▶ **Your instructions**
Select all lines with the string "false" in them, and copy those lines.
────
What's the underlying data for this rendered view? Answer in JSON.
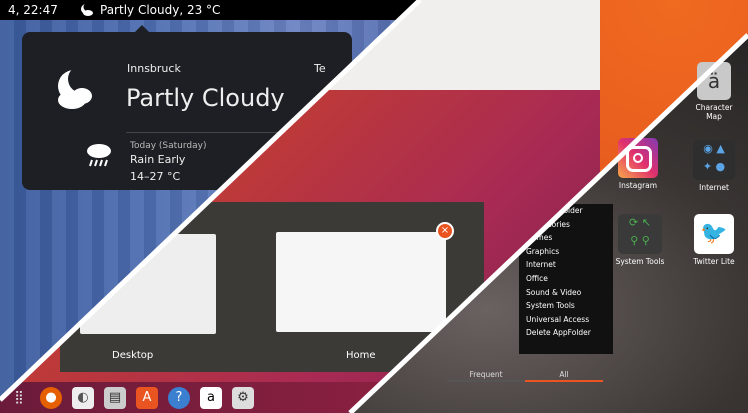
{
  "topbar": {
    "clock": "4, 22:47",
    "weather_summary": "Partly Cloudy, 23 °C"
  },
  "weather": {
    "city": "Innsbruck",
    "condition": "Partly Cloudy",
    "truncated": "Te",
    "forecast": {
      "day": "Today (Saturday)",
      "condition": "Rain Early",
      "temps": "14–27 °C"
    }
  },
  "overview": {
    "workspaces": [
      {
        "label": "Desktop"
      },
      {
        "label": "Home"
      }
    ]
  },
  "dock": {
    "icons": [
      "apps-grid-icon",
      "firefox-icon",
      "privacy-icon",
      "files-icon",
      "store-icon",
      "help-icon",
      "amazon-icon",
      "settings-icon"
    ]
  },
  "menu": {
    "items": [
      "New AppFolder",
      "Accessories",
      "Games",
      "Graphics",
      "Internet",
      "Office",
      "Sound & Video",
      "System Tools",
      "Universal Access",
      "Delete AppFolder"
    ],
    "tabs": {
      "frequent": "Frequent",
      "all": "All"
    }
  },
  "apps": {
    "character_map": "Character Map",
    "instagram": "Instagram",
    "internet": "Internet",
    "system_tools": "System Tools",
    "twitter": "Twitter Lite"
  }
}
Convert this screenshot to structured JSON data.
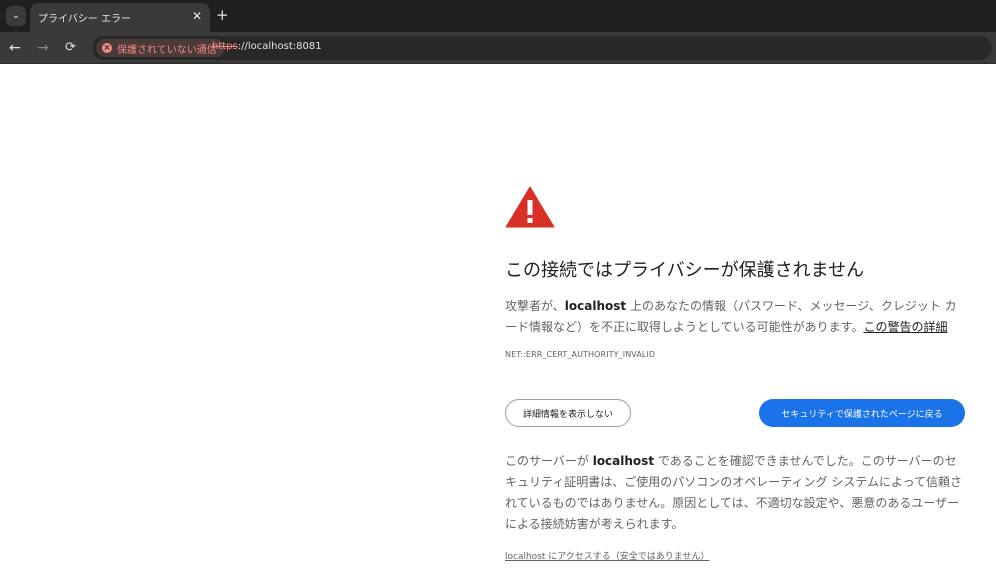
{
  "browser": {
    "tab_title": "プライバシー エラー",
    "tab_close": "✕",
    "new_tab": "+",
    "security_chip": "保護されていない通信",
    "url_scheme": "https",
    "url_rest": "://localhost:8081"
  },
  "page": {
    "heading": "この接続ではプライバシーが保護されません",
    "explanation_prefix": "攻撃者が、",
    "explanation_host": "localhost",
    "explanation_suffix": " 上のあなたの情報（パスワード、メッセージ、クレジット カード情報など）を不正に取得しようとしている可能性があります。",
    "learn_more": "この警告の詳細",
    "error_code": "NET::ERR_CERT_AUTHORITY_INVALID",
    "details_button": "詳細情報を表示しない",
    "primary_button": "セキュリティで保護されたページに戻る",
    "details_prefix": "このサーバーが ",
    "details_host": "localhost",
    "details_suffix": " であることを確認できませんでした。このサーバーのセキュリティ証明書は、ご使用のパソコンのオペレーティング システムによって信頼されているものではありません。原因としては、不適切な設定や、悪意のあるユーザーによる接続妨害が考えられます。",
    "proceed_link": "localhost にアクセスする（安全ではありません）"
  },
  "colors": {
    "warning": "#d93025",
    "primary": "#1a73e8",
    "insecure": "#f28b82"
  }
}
────
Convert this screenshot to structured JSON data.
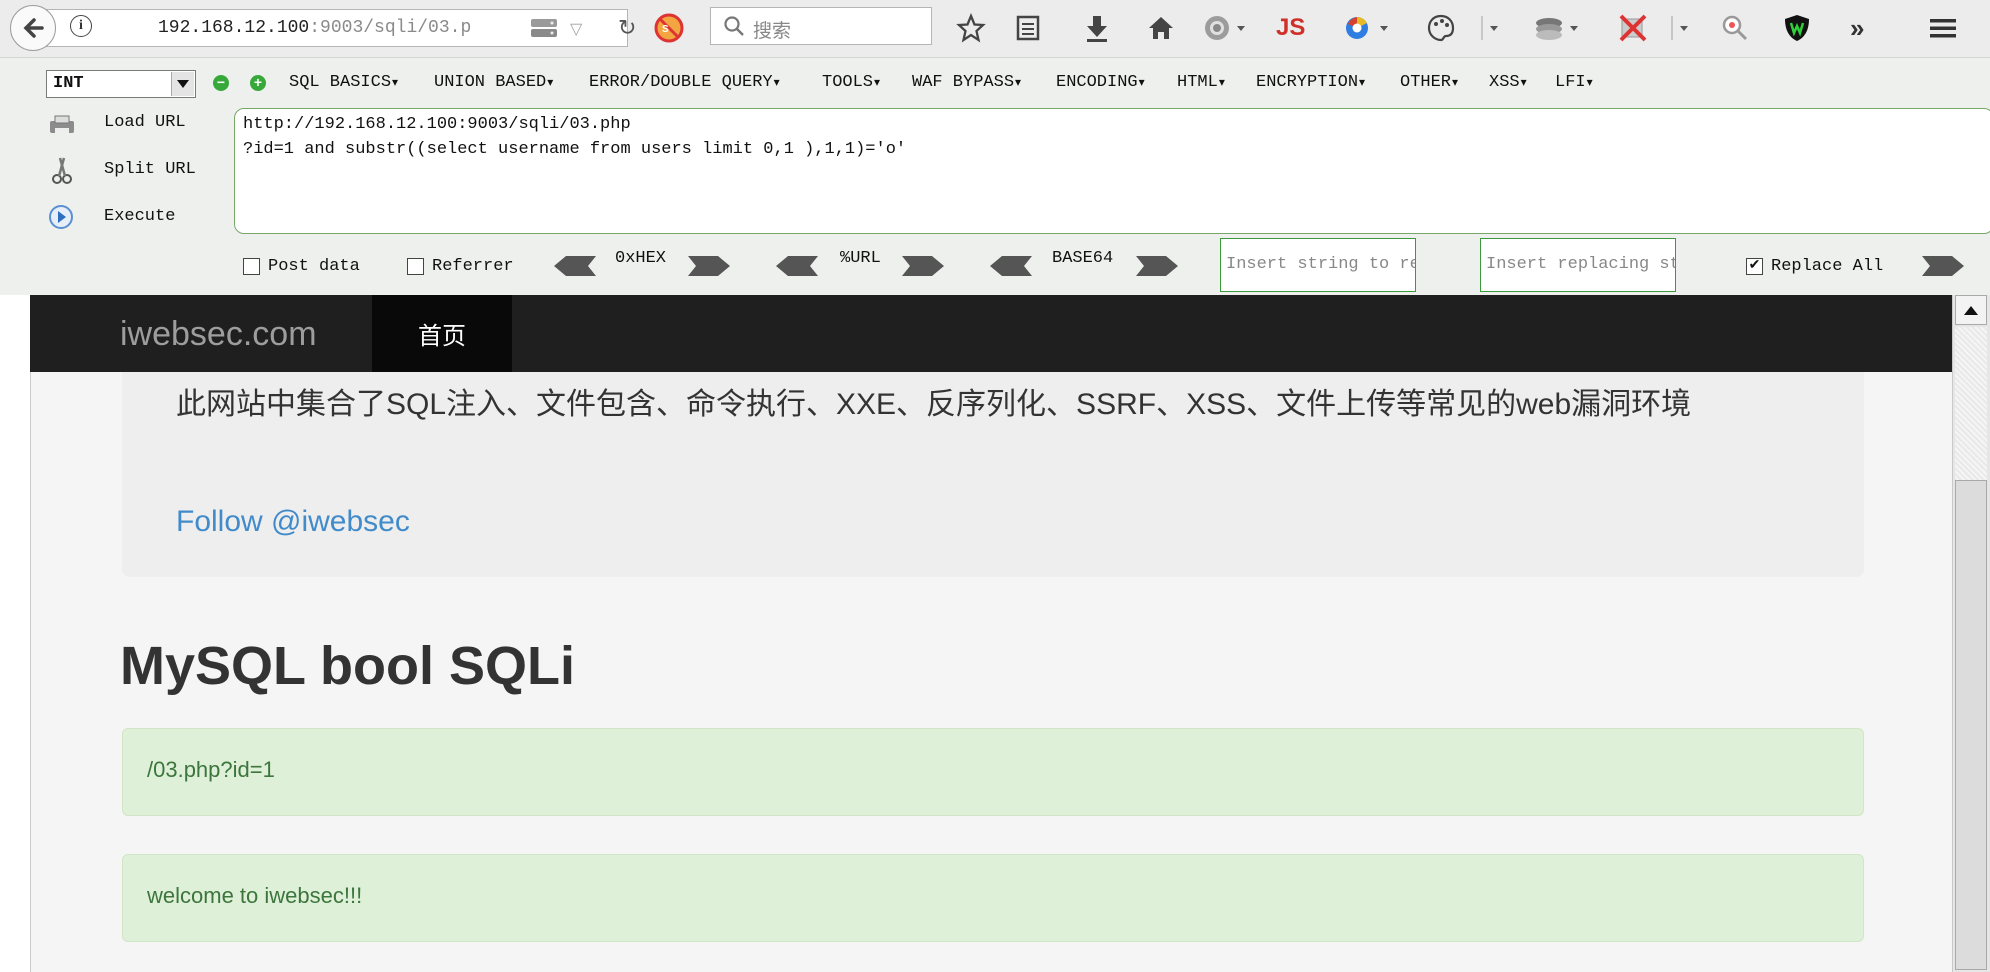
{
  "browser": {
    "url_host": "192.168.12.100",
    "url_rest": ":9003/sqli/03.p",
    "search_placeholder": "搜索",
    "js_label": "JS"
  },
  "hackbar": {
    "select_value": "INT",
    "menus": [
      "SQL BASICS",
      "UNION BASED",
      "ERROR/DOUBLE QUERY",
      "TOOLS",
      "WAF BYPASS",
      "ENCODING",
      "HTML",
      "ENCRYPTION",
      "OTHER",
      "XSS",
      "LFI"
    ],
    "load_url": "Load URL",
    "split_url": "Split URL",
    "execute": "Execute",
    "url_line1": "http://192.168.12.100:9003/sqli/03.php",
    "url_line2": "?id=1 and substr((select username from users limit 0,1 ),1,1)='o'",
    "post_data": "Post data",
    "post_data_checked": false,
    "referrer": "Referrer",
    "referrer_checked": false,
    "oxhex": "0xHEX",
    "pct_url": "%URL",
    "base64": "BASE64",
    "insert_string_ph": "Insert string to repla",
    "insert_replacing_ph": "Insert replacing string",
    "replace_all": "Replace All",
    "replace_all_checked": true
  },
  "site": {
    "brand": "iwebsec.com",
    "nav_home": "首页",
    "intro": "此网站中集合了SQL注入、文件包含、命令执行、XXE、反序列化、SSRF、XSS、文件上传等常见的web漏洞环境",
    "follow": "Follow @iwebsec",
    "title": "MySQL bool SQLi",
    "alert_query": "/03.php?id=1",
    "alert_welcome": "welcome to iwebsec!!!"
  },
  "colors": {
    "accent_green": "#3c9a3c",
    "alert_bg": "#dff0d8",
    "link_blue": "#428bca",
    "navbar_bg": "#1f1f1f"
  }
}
────
▶ **Exercise solution**
    "post_data_checked": false,
    "referrer_checked": false,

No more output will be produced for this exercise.